[Begin Dataset excerpts]
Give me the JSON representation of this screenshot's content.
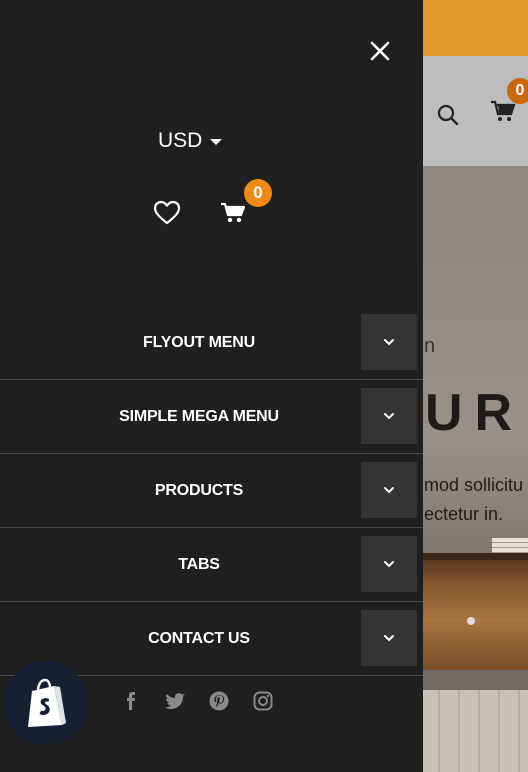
{
  "header": {
    "cart_count": "0"
  },
  "hero": {
    "line_fragment": "n",
    "heading_fragment": "UR",
    "text_line_1": "mod sollicitu",
    "text_line_2": "ectetur in."
  },
  "flyout": {
    "currency": "USD",
    "cart_count": "0",
    "menu": [
      {
        "label": "FLYOUT MENU"
      },
      {
        "label": "SIMPLE MEGA MENU"
      },
      {
        "label": "PRODUCTS"
      },
      {
        "label": "TABS"
      },
      {
        "label": "CONTACT US"
      }
    ],
    "socials": [
      "facebook-icon",
      "twitter-icon",
      "pinterest-icon",
      "instagram-icon"
    ]
  },
  "colors": {
    "accent": "#f18a15",
    "topbar": "#e39a2d",
    "panel": "#1f1f1f"
  }
}
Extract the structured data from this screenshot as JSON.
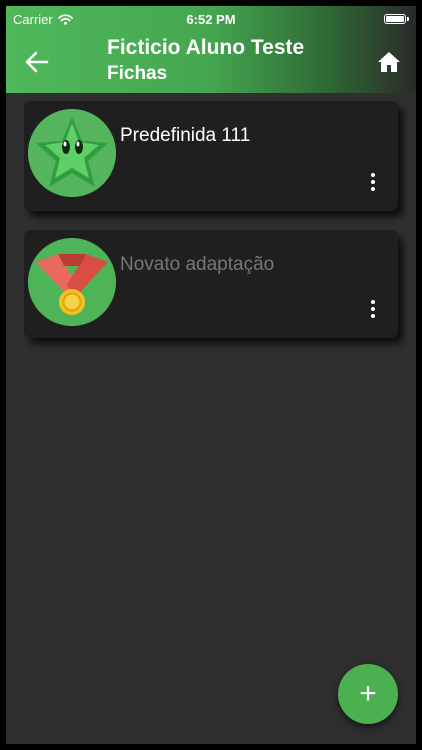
{
  "status_bar": {
    "carrier": "Carrier",
    "time": "6:52 PM",
    "battery_level": 1.0
  },
  "header": {
    "title": "Ficticio Aluno Teste",
    "subtitle": "Fichas",
    "back_icon": "arrow-left-icon",
    "home_icon": "home-icon",
    "color": "#4fb85a"
  },
  "cards": [
    {
      "name": "Predefinida 111",
      "icon": "green-star-icon",
      "active": true,
      "menu_icon": "more-vertical-icon"
    },
    {
      "name": "Novato adaptação",
      "icon": "medal-icon",
      "active": false,
      "menu_icon": "more-vertical-icon"
    }
  ],
  "fab": {
    "label": "+",
    "icon": "add-icon",
    "color": "#4caf50"
  },
  "colors": {
    "background": "#2f2f2f",
    "card": "#1f1f1f",
    "muted_text": "#777777"
  }
}
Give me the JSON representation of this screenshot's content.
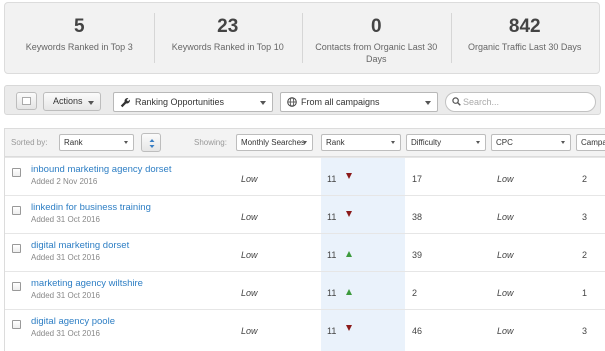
{
  "stats": [
    {
      "value": "5",
      "label": "Keywords Ranked in Top 3"
    },
    {
      "value": "23",
      "label": "Keywords Ranked in Top 10"
    },
    {
      "value": "0",
      "label": "Contacts from Organic Last 30 Days"
    },
    {
      "value": "842",
      "label": "Organic Traffic Last 30 Days"
    }
  ],
  "toolbar": {
    "actions_label": "Actions",
    "ranking_select": "Ranking Opportunities",
    "campaign_select": "From all campaigns",
    "search_placeholder": "Search..."
  },
  "table_header": {
    "sorted_by_label": "Sorted by:",
    "sort_select": "Rank",
    "showing_label": "Showing:",
    "columns": [
      "Monthly Searches",
      "Rank",
      "Difficulty",
      "CPC",
      "Campaign"
    ]
  },
  "rows": [
    {
      "keyword": "inbound marketing agency dorset",
      "added": "Added 2 Nov 2016",
      "monthly": "Low",
      "rank": "11",
      "trend": "down",
      "difficulty": "17",
      "cpc": "Low",
      "campaign": "2"
    },
    {
      "keyword": "linkedin for business training",
      "added": "Added 31 Oct 2016",
      "monthly": "Low",
      "rank": "11",
      "trend": "down",
      "difficulty": "38",
      "cpc": "Low",
      "campaign": "3"
    },
    {
      "keyword": "digital marketing dorset",
      "added": "Added 31 Oct 2016",
      "monthly": "Low",
      "rank": "11",
      "trend": "up",
      "difficulty": "39",
      "cpc": "Low",
      "campaign": "2"
    },
    {
      "keyword": "marketing agency wiltshire",
      "added": "Added 31 Oct 2016",
      "monthly": "Low",
      "rank": "11",
      "trend": "up",
      "difficulty": "2",
      "cpc": "Low",
      "campaign": "1"
    },
    {
      "keyword": "digital agency poole",
      "added": "Added 31 Oct 2016",
      "monthly": "Low",
      "rank": "11",
      "trend": "down",
      "difficulty": "46",
      "cpc": "Low",
      "campaign": "3"
    }
  ],
  "colors": {
    "link": "#2d7ec4",
    "trend_down": "#8b1a1a",
    "trend_up": "#3d9a3d",
    "rank_highlight": "#eaf2fb"
  }
}
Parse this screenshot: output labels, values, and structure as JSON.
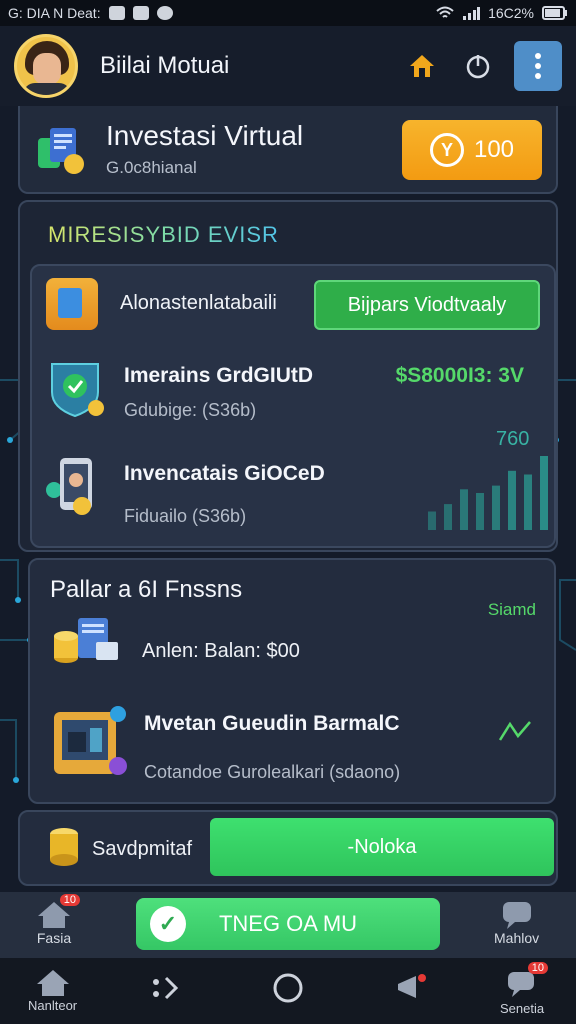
{
  "status_bar": {
    "left_text": "G: DIA N Deat:",
    "right_text": "16C2%"
  },
  "header": {
    "title": "Biilai Motuai",
    "home_icon": "home-icon",
    "power_icon": "power-icon",
    "menu_icon": "more-vertical-icon"
  },
  "top_card": {
    "title": "Investasi Virtual",
    "subtitle": "G.0c8hianal",
    "coin_value": "100",
    "coin_symbol": "Y"
  },
  "main_card": {
    "heading": "MIRESISYBID EVISR",
    "section_label": "Alonastenlatabaili",
    "action_button": "Bijpars Viodtvaaly",
    "items": [
      {
        "title": "Imerains GrdGIUtD",
        "subtitle": "Gdubige: (S36b)",
        "value": "$S8000I3: 3V"
      },
      {
        "title": "Invencatais GiOCeD",
        "subtitle": "Fiduailo (S36b)",
        "value": ""
      }
    ],
    "chart_label": "760",
    "chart_bars": [
      0.25,
      0.35,
      0.55,
      0.5,
      0.6,
      0.8,
      0.75,
      1.0
    ],
    "colors": {
      "value_green": "#55d96a",
      "bar": "#2a8d87"
    }
  },
  "pallet_card": {
    "title": "Pallar a 6I Fnssns",
    "badge": "Siamd",
    "balance": "Anlen: Balan: $00",
    "item_title": "Mvetan Gueudin BarmalC",
    "item_subtitle": "Cotandoe Gurolealkari (sdaono)"
  },
  "bottom_card": {
    "label": "Savdpmitaf",
    "button": "-Noloka"
  },
  "app_bar": {
    "left_label": "Fasia",
    "left_badge": "10",
    "cta": "TNEG OA MU",
    "right_label": "Mahlov"
  },
  "nav_bar": {
    "home_label": "Nanlteor",
    "right_label": "Senetia",
    "right_badge": "10"
  }
}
[End Dataset excerpts]
Identify how many lines in the entries above include the string "Last", then state that number alone.

2